DATA RECORDS:

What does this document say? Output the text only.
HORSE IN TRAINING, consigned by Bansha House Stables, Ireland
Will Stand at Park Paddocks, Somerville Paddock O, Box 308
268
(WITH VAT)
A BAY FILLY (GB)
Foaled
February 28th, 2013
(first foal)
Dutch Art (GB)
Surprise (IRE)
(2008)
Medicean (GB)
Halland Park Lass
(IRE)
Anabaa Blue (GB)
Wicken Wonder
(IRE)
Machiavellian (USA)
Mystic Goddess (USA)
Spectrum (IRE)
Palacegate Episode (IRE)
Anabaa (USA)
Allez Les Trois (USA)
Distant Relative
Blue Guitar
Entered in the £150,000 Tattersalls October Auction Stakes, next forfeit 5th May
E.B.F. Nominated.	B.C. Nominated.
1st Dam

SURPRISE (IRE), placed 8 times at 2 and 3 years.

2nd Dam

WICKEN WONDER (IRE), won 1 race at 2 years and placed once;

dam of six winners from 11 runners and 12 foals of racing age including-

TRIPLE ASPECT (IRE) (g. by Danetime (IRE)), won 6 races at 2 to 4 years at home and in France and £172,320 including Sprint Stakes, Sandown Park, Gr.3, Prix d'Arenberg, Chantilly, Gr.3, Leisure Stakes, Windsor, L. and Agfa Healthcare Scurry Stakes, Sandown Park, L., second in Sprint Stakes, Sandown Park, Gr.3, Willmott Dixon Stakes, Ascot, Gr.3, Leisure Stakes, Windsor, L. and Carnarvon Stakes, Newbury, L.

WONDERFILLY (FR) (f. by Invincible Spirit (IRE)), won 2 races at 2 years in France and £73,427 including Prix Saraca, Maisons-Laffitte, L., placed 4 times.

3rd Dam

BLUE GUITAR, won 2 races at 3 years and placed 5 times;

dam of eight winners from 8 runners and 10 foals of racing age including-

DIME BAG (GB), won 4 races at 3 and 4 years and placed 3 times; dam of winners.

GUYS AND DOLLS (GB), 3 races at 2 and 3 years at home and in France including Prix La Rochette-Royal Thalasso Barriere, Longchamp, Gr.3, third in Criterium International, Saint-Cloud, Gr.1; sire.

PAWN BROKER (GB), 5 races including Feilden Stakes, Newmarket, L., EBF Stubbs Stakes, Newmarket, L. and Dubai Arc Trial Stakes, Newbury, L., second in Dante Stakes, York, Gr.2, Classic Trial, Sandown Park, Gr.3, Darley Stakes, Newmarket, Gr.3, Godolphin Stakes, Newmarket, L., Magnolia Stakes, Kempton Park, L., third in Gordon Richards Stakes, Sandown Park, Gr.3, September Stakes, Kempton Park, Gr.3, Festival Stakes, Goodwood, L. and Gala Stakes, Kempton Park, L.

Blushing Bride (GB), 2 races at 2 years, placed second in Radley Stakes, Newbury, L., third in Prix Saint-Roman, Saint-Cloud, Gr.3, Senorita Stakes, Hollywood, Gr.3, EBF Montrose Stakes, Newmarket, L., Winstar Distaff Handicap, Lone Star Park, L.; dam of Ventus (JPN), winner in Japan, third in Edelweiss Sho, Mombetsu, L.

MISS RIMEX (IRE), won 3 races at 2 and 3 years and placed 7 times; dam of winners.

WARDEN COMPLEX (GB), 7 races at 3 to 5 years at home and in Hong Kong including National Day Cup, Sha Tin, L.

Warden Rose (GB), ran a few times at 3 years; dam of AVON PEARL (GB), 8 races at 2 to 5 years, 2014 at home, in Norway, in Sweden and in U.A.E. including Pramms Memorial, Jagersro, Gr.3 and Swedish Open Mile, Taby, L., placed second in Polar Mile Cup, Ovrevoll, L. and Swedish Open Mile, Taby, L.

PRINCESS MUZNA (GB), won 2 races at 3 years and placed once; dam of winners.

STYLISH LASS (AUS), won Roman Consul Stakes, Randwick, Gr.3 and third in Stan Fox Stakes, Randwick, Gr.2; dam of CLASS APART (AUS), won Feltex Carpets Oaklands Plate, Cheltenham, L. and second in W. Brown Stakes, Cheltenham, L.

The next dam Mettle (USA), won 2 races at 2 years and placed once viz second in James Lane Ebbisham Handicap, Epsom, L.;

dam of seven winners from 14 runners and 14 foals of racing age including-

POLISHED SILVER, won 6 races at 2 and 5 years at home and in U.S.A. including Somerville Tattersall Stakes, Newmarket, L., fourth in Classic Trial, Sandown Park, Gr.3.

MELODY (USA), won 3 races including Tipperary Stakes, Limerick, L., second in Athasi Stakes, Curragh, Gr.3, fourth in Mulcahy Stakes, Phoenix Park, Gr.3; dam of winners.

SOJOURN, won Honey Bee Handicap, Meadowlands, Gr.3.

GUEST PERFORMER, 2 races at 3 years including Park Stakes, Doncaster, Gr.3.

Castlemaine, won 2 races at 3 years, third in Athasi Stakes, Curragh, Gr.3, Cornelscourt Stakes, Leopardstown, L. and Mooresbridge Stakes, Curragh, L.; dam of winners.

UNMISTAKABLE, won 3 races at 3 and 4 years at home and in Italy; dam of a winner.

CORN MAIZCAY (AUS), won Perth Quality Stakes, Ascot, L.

TO BE DONE:
Look through the material and copy each line that has "fourth".

FULL OUTPUT:
POLISHED SILVER, won 6 races at 2 and 5 years at home and in U.S.A. including Somerville Tattersall Stakes, Newmarket, L., fourth in Classic Trial, Sandown Park, Gr.3.
MELODY (USA), won 3 races including Tipperary Stakes, Limerick, L., second in Athasi Stakes, Curragh, Gr.3, fourth in Mulcahy Stakes, Phoenix Park, Gr.3; dam of winners.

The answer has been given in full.